**EXERCISE BRIEF**
Output the records. Match them exactly.

==== DATASET ROWS

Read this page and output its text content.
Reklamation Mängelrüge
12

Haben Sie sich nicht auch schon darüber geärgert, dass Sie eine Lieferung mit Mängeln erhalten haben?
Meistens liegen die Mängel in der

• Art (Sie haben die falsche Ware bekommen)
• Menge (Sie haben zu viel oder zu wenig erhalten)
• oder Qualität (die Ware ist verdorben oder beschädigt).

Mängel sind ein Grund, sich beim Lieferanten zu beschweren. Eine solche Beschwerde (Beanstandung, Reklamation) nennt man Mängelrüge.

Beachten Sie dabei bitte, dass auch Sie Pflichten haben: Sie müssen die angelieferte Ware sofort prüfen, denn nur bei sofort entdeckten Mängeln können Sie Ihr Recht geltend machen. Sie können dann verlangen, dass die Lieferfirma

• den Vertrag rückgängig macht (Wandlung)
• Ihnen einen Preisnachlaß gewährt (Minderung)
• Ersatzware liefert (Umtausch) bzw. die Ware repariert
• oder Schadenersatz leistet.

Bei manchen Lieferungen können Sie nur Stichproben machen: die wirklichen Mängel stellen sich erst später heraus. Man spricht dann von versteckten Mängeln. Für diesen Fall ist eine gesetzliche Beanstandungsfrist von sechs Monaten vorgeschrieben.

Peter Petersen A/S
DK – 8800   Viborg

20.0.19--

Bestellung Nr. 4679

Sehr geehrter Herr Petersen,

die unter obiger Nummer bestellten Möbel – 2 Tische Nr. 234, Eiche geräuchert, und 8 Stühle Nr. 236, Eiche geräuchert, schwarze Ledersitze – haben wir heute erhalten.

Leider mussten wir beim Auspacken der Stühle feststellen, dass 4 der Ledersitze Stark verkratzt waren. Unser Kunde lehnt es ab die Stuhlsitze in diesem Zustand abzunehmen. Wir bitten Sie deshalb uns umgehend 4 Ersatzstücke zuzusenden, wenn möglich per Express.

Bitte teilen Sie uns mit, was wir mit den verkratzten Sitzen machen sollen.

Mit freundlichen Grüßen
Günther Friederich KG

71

========

**FINAL RESULT**
Read this page and output its text content.
Reklamation Mängelrüge
12

Haben Sie sich nicht auch schon darüber geärgert, dass Sie eine Lieferung mit Mängeln erhalten haben?
Meistens liegen die Mängel in der

• Art (Sie haben die falsche Ware bekommen)
• Menge (Sie haben zu viel oder zu wenig erhalten)
• oder Qualität (die Ware ist verdorben oder beschädigt).

Mängel sind ein Grund, sich beim Lieferanten zu beschweren. Eine solche Beschwerde (Beanstandung, Reklamation) nennt man Mängelrüge.

Beachten Sie dabei bitte, dass auch Sie Pflichten haben: Sie müssen die angelieferte Ware sofort prüfen, denn nur bei sofort entdeckten Mängeln können Sie Ihr Recht geltend machen. Sie können dann verlangen, dass die Lieferfirma

• den Vertrag rückgängig macht (Wandlung)
• Ihnen einen Preisnachlaß gewährt (Minderung)
• Ersatzware liefert (Umtausch) bzw. die Ware repariert
• oder Schadenersatz leistet.

Bei manchen Lieferungen können Sie nur Stichproben machen: die wirklichen Mängel stellen sich erst später heraus. Man spricht dann von versteckten Mängeln. Für diesen Fall ist eine gesetzliche Beanstandungsfrist von sechs Monaten vorgeschrieben.

Peter Petersen A/S
DK – 8800   Viborg

20.0.19--

Bestellung Nr. 4679

Sehr geehrter Herr Petersen,

die unter obiger Nummer bestellten Möbel – 2 Tische Nr. 234, Eiche geräuchert, und 8 Stühle Nr. 236, Eiche geräuchert, schwarze Ledersitze – haben wir heute erhalten.

Leider mussten wir beim Auspacken der Stühle feststellen, dass 4 der Ledersitze Stark verkratzt waren. Unser Kunde lehnt es ab die Stuhlsitze in diesem Zustand abzunehmen. Wir bitten Sie deshalb uns umgehend 4 Ersatzstücke zuzusenden, wenn möglich per Express.

Bitte teilen Sie uns mit, was wir mit den verkratzten Sitzen machen sollen.

Mit freundlichen Grüßen
Günther Friederich KG

71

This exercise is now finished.